───── Input material ─────

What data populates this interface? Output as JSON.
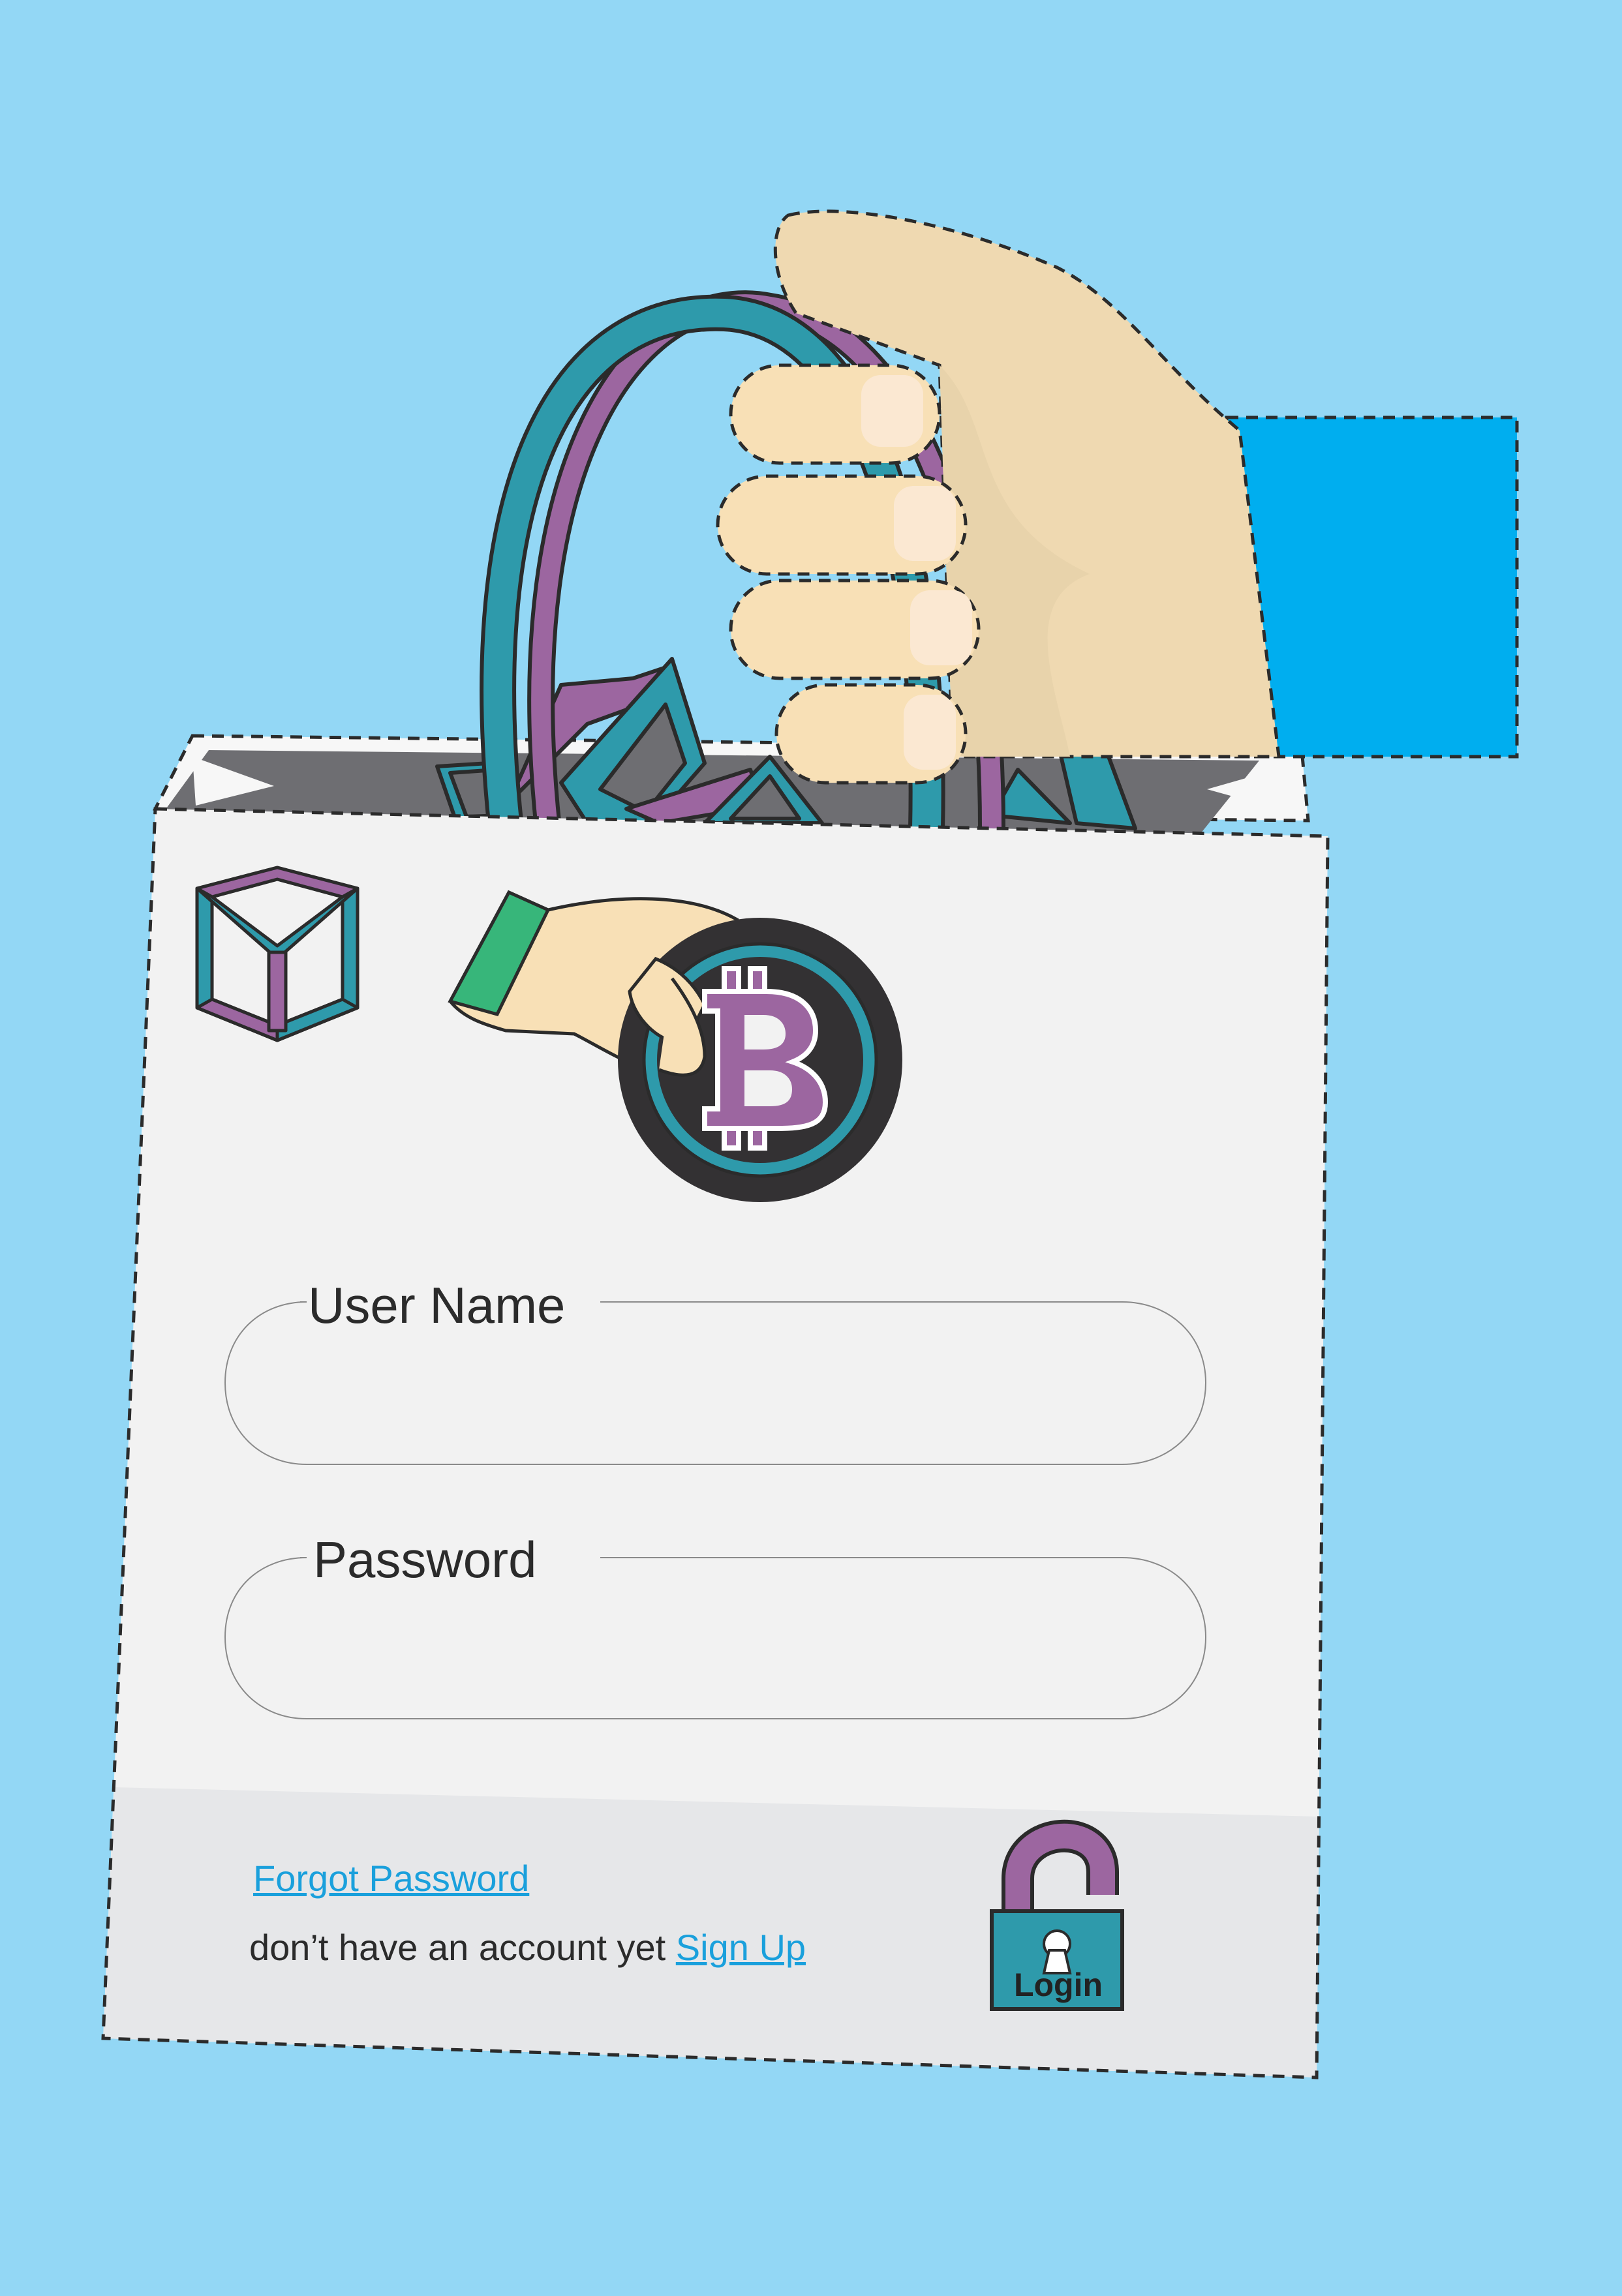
{
  "form": {
    "username_label": "User Name",
    "username_value": "",
    "password_label": "Password",
    "password_value": ""
  },
  "footer": {
    "forgot_password": "Forgot Password",
    "no_account_text": "don’t have an account yet ",
    "sign_up": "Sign Up"
  },
  "login_button": {
    "label": "Login"
  },
  "colors": {
    "background": "#93d7f5",
    "bag": "#f2f2f2",
    "bag_footer": "#e6e7e9",
    "teal": "#2e9aab",
    "purple": "#9c66a0",
    "skin": "#f8e0b6",
    "sleeve": "#00aeef",
    "link": "#1aa0dc"
  },
  "icons": [
    "logo-cube-icon",
    "bitcoin-coin-icon",
    "padlock-open-icon"
  ]
}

─────

Requirement
Restate the listing above word for word, and skip the pictures.

Solution for this exercise
What data populates this interface? Output as JSON.
{
  "form": {
    "username_label": "User Name",
    "username_value": "",
    "password_label": "Password",
    "password_value": ""
  },
  "footer": {
    "forgot_password": "Forgot Password",
    "no_account_text": "don’t have an account yet ",
    "sign_up": "Sign Up"
  },
  "login_button": {
    "label": "Login"
  },
  "colors": {
    "background": "#93d7f5",
    "bag": "#f2f2f2",
    "bag_footer": "#e6e7e9",
    "teal": "#2e9aab",
    "purple": "#9c66a0",
    "skin": "#f8e0b6",
    "sleeve": "#00aeef",
    "link": "#1aa0dc"
  },
  "icons": [
    "logo-cube-icon",
    "bitcoin-coin-icon",
    "padlock-open-icon"
  ]
}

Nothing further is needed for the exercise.